| AIM |
For the entries below, how many lines include the word "Stage"? Give the figure and nothing more.

| MATERIAL |
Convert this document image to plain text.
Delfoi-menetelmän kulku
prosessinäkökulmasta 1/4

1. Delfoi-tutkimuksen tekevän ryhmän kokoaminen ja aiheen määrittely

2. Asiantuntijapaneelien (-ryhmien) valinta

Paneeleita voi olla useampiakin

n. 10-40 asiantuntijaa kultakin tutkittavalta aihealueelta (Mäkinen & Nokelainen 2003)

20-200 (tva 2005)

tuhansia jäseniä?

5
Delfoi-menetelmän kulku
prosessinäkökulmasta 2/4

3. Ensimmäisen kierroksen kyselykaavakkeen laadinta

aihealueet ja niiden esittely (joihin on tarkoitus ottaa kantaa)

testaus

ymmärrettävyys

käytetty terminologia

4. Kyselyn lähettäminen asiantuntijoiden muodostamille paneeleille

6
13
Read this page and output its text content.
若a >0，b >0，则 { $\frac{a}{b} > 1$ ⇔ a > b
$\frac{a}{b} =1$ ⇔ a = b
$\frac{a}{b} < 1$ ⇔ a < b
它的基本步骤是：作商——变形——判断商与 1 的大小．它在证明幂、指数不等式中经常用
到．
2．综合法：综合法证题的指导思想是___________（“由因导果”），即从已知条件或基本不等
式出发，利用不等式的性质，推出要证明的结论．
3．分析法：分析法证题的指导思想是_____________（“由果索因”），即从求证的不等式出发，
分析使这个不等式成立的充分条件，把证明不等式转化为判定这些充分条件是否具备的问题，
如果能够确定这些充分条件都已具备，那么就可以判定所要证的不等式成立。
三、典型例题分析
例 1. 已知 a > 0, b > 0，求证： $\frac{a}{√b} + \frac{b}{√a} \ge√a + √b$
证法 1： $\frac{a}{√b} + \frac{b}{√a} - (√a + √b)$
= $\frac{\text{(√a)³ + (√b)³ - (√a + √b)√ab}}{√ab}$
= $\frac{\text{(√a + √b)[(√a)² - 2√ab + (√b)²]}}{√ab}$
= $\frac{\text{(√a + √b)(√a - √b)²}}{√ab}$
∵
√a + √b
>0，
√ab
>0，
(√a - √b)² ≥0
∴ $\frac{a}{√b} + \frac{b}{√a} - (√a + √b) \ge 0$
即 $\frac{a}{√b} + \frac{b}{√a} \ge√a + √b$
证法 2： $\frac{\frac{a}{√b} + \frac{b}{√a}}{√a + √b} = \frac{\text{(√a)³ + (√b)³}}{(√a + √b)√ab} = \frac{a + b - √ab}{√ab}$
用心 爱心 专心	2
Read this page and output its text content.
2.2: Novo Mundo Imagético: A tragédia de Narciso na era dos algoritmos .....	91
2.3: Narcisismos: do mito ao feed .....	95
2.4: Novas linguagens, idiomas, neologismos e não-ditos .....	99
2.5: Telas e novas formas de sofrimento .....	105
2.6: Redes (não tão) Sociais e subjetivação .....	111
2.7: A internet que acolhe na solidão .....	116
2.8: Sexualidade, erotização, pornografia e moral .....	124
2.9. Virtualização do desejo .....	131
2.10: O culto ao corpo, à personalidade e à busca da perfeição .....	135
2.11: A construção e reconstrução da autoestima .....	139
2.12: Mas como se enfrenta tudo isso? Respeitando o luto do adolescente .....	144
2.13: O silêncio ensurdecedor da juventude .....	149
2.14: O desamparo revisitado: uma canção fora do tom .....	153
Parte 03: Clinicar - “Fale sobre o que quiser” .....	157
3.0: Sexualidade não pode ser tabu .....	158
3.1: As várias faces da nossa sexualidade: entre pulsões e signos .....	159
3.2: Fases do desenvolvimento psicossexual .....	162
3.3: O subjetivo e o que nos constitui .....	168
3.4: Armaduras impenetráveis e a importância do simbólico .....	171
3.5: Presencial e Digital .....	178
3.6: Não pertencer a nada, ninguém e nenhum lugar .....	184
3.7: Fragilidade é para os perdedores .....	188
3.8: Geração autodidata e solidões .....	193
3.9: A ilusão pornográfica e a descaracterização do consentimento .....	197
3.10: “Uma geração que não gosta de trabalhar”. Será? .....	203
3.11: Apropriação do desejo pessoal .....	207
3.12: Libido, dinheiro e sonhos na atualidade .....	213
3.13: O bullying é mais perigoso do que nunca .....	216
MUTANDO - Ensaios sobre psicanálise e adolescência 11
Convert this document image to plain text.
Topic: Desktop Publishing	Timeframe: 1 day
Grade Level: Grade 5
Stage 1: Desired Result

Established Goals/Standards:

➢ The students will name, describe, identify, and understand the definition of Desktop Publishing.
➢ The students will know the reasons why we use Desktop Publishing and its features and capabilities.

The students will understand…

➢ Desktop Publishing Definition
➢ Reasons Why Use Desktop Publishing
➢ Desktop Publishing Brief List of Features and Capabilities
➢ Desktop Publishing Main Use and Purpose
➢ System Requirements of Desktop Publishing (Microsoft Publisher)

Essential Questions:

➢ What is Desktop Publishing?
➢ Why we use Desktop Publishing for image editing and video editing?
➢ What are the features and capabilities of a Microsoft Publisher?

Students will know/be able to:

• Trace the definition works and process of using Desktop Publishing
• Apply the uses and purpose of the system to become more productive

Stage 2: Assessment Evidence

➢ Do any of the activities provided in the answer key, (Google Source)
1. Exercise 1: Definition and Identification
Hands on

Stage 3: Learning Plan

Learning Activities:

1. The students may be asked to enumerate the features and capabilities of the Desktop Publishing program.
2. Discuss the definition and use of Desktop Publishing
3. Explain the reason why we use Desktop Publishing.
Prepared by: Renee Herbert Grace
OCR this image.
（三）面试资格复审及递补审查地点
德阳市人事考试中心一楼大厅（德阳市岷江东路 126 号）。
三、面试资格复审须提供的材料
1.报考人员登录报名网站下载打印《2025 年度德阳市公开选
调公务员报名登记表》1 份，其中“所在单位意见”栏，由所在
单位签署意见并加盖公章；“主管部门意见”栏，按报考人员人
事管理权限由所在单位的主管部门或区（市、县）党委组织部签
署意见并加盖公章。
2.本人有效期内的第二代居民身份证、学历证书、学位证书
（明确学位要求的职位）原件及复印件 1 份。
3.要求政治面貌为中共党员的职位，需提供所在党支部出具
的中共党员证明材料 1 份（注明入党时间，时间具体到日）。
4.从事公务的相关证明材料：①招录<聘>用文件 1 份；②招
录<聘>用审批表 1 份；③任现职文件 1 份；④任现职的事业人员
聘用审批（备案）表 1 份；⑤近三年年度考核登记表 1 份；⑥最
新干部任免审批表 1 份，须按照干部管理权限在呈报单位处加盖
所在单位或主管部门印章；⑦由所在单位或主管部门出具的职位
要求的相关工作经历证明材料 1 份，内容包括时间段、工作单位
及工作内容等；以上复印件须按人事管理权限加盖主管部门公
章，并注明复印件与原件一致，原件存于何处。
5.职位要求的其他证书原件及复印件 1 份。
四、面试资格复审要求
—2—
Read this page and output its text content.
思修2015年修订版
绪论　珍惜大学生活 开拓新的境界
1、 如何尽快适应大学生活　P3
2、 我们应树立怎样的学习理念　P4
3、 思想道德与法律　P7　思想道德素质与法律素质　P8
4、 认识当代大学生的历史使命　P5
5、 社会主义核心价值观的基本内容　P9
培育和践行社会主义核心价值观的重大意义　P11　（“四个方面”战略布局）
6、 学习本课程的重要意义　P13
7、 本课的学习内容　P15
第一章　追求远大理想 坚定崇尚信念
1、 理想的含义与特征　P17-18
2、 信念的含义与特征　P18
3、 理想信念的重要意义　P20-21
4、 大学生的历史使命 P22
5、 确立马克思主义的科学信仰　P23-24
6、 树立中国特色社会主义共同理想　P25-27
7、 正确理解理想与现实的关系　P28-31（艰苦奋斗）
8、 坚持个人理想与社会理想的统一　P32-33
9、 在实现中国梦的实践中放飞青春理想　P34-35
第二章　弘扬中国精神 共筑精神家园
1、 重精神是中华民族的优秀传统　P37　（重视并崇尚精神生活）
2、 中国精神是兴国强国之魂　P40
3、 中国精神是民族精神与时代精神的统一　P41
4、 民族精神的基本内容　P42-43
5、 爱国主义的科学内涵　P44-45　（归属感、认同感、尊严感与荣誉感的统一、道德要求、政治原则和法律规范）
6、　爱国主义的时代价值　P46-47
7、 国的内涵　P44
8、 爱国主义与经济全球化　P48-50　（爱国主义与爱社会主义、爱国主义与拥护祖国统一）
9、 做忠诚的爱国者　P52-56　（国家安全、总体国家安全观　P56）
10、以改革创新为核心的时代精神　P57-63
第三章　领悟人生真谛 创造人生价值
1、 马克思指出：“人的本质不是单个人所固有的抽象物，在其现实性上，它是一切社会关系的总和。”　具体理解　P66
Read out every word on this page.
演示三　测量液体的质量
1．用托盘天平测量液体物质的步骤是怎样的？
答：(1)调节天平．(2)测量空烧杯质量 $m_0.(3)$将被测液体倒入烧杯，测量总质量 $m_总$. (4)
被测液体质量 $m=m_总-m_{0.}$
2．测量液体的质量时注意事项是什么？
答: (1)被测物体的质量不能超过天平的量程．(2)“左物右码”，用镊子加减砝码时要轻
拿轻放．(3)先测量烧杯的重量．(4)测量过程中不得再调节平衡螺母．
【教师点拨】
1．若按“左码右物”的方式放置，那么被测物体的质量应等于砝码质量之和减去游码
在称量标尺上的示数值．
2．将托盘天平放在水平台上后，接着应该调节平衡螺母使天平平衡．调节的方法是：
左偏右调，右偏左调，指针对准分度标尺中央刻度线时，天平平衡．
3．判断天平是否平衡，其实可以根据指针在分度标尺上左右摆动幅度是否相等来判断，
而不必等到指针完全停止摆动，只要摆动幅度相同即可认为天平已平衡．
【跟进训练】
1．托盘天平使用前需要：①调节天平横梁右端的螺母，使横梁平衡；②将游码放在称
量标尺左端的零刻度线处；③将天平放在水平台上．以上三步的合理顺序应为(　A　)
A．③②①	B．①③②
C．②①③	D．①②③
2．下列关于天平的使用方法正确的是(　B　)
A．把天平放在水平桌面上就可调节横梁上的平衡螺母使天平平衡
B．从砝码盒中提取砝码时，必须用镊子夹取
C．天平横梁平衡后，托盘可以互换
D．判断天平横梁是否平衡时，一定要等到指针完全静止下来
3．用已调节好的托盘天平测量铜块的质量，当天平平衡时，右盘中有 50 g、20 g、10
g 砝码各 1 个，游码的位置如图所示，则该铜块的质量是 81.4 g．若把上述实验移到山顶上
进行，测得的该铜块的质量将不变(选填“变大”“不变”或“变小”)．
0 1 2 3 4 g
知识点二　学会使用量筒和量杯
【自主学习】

| RESULT FOR THIS EXERCISE |
3